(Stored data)
──────

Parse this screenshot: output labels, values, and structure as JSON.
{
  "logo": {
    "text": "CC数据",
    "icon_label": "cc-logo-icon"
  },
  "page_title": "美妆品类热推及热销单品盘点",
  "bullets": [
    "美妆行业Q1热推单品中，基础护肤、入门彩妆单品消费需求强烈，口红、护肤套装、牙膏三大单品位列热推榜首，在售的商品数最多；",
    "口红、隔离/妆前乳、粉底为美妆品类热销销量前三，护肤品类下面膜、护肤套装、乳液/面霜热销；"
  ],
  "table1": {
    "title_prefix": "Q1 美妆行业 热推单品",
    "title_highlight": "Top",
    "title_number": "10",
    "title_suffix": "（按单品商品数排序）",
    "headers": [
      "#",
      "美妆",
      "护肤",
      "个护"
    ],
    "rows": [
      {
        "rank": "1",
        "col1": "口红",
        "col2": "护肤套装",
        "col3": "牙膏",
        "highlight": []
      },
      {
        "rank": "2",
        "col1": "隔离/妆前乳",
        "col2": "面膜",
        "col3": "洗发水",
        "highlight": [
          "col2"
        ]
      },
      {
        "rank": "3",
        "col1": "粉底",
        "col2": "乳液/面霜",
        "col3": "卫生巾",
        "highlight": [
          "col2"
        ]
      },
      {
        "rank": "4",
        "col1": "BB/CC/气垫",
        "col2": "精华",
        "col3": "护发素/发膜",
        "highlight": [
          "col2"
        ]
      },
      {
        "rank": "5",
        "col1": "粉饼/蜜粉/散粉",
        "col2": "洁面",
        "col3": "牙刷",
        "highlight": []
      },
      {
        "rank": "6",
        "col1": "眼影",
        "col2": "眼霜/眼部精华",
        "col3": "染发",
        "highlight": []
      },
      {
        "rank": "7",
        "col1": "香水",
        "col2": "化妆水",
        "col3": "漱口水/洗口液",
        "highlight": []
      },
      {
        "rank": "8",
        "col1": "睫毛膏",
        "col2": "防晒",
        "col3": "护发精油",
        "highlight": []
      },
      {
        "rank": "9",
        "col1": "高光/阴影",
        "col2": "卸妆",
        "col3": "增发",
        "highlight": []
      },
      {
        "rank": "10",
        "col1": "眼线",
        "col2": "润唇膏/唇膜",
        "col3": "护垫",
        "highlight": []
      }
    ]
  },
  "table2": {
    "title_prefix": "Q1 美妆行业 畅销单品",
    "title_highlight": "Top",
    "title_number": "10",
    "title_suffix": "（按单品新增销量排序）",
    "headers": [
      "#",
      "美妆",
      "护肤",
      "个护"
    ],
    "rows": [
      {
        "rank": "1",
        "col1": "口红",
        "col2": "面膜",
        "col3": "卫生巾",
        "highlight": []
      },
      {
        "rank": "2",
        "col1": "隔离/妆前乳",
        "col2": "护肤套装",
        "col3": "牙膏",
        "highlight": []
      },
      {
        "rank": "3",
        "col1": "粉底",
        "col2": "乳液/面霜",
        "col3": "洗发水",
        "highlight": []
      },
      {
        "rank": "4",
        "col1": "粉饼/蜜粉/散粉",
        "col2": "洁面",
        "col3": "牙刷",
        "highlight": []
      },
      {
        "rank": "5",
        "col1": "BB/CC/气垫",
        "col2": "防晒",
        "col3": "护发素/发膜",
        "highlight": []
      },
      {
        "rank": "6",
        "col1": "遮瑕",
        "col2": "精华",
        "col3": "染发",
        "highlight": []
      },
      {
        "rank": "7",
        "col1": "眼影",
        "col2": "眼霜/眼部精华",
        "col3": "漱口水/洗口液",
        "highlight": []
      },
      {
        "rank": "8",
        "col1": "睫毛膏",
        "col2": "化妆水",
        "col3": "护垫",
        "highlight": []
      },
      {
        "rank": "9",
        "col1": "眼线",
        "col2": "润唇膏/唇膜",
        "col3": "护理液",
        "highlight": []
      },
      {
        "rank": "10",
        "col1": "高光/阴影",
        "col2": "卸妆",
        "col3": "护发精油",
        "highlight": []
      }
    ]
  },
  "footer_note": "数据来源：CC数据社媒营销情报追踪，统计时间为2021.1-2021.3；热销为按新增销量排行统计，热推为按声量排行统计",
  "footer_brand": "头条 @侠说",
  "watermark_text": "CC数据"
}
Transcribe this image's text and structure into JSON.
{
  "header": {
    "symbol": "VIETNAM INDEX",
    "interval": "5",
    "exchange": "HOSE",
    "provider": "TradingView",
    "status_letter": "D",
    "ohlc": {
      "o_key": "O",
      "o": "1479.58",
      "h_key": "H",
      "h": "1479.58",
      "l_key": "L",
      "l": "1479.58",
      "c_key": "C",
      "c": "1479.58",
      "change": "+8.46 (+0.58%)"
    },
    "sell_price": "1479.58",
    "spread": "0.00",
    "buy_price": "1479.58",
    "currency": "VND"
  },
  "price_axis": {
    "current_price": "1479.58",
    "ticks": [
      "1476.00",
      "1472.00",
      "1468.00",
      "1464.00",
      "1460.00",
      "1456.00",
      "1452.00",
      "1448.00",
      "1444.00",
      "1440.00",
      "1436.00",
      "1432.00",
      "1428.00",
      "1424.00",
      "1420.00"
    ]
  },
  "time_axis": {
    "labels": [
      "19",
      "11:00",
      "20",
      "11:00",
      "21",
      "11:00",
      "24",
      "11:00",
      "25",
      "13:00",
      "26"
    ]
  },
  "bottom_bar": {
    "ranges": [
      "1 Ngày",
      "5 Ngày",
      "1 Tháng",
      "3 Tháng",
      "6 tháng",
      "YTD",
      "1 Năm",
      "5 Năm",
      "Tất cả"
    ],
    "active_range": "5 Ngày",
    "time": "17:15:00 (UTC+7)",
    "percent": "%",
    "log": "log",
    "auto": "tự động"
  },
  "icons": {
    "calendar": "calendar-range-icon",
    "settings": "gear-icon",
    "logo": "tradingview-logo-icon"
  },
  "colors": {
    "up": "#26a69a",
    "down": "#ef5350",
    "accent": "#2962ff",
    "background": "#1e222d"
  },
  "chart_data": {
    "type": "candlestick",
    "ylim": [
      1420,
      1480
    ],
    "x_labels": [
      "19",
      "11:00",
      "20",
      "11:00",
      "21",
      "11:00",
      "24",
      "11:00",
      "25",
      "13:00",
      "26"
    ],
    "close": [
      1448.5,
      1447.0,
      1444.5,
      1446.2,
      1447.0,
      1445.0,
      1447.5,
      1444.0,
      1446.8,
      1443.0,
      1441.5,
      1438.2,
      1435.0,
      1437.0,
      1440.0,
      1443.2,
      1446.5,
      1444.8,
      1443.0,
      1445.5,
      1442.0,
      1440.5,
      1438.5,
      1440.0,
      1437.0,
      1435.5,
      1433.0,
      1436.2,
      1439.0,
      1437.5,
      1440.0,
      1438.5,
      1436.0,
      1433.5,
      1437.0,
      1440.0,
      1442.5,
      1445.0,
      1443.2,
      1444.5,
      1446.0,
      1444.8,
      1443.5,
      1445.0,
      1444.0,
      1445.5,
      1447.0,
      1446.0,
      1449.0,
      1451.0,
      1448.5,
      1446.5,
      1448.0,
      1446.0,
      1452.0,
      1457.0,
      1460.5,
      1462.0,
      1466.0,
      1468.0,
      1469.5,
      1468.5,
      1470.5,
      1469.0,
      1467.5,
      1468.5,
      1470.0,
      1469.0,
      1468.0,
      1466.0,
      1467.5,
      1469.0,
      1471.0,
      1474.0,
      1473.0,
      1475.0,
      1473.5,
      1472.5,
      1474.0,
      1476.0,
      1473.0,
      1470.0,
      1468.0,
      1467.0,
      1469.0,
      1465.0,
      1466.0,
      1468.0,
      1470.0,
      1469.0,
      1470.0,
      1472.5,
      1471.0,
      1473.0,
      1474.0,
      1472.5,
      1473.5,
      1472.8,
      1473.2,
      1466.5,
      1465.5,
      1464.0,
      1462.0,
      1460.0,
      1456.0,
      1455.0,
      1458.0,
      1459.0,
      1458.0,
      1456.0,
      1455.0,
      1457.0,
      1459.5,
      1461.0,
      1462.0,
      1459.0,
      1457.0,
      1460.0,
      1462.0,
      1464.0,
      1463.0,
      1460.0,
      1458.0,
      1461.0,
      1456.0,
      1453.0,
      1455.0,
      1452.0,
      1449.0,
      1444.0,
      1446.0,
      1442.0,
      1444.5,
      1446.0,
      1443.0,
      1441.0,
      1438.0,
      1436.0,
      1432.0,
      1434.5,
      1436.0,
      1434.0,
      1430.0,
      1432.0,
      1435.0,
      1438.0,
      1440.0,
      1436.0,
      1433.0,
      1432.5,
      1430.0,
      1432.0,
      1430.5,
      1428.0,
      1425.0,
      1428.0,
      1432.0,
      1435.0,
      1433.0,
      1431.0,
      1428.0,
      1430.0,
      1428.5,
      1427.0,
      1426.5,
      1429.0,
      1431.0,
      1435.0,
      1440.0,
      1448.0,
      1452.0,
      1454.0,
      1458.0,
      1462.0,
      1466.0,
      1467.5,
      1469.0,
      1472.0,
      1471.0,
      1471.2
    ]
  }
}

──────

> **Goal of the exercise**
Reproduce each line of the material containing the word "this".

> **Worked answer**
Parse this screenshot: output labels, values, and structure as JSON.
Transcribe this image's text and structure into JSON.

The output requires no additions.